Source material ->
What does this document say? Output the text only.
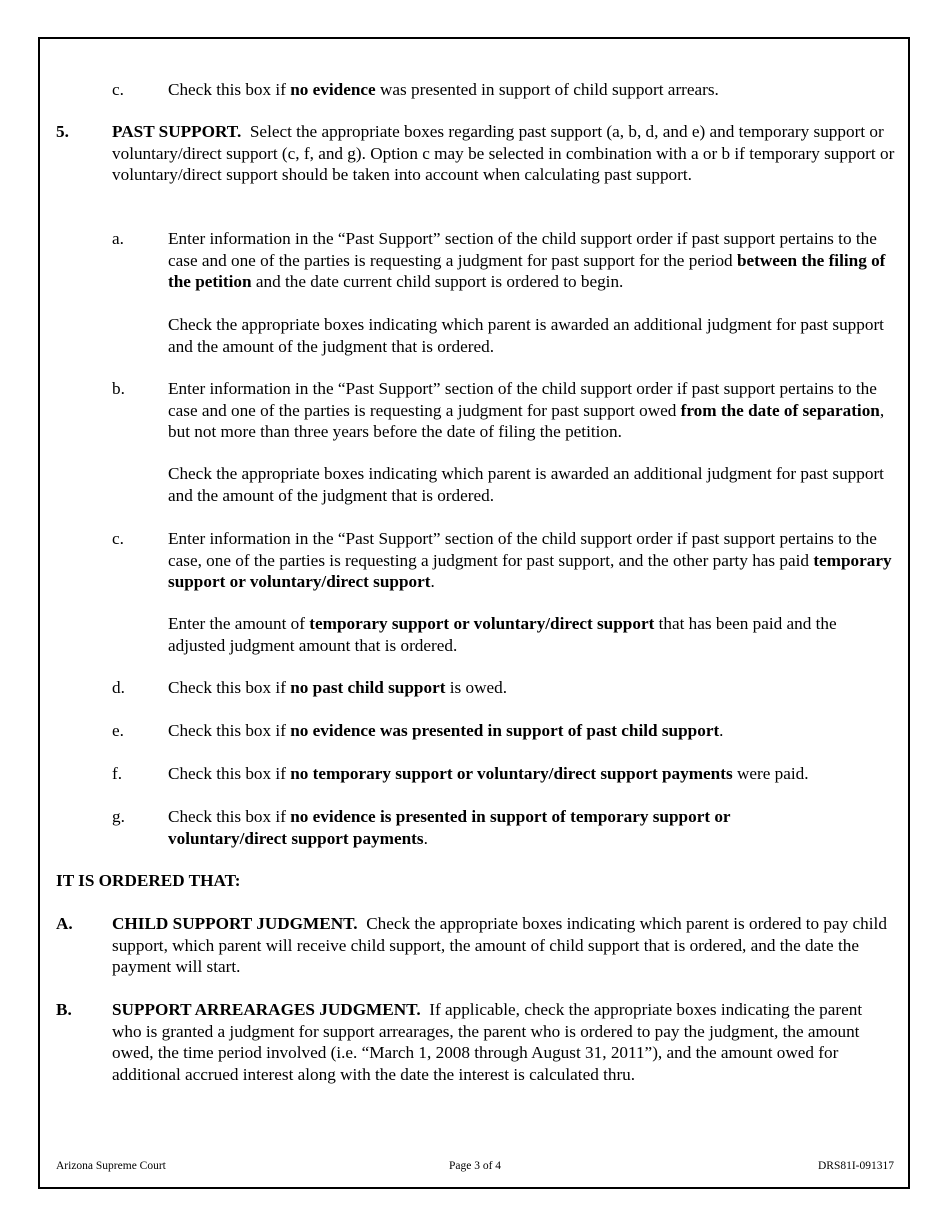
c.	Check this box if no evidence was presented in support of child support arrears.
5.	PAST SUPPORT. Select the appropriate boxes regarding past support (a, b, d, and e) and temporary support or voluntary/direct support (c, f, and g). Option c may be selected in combination with a or b if temporary support or voluntary/direct support should be taken into account when calculating past support.
a.	Enter information in the “Past Support” section of the child support order if past support pertains to the case and one of the parties is requesting a judgment for past support for the period between the filing of the petition and the date current child support is ordered to begin.
Check the appropriate boxes indicating which parent is awarded an additional judgment for past support and the amount of the judgment that is ordered.
b.	Enter information in the “Past Support” section of the child support order if past support pertains to the case and one of the parties is requesting a judgment for past support owed from the date of separation, but not more than three years before the date of filing the petition.
Check the appropriate boxes indicating which parent is awarded an additional judgment for past support and the amount of the judgment that is ordered.
c.	Enter information in the “Past Support” section of the child support order if past support pertains to the case, one of the parties is requesting a judgment for past support, and the other party has paid temporary support or voluntary/direct support.
Enter the amount of temporary support or voluntary/direct support that has been paid and the adjusted judgment amount that is ordered.
d.	Check this box if no past child support is owed.
e.	Check this box if no evidence was presented in support of past child support.
f.	Check this box if no temporary support or voluntary/direct support payments were paid.
g.	Check this box if no evidence is presented in support of temporary support or voluntary/direct support payments.
IT IS ORDERED THAT:
A. CHILD SUPPORT JUDGMENT. Check the appropriate boxes indicating which parent is ordered to pay child support, which parent will receive child support, the amount of child support that is ordered, and the date the payment will start.
B. SUPPORT ARREARAGES JUDGMENT. If applicable, check the appropriate boxes indicating the parent who is granted a judgment for support arrearages, the parent who is ordered to pay the judgment, the amount owed, the time period involved (i.e. “March 1, 2008 through August 31, 2011”), and the amount owed for additional accrued interest along with the date the interest is calculated thru.
Arizona Supreme Court	Page 3 of 4	DRS81I-091317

Exercise details ->
Copy each line of the records that contains the word "temporary".

Answer to this exercise ->
5.	PAST SUPPORT. Select the appropriate boxes regarding past support (a, b, d, and e) and temporary support or voluntary/direct support (c, f, and g). Option c may be selected in combination with a or b if temporary support or voluntary/direct support should be taken into account when calculating past support.
c.	Enter information in the “Past Support” section of the child support order if past support pertains to the case, one of the parties is requesting a judgment for past support, and the other party has paid temporary support or voluntary/direct support.
Enter the amount of temporary support or voluntary/direct support that has been paid and the adjusted judgment amount that is ordered.
f.	Check this box if no temporary support or voluntary/direct support payments were paid.
g.	Check this box if no evidence is presented in support of temporary support or voluntary/direct support payments.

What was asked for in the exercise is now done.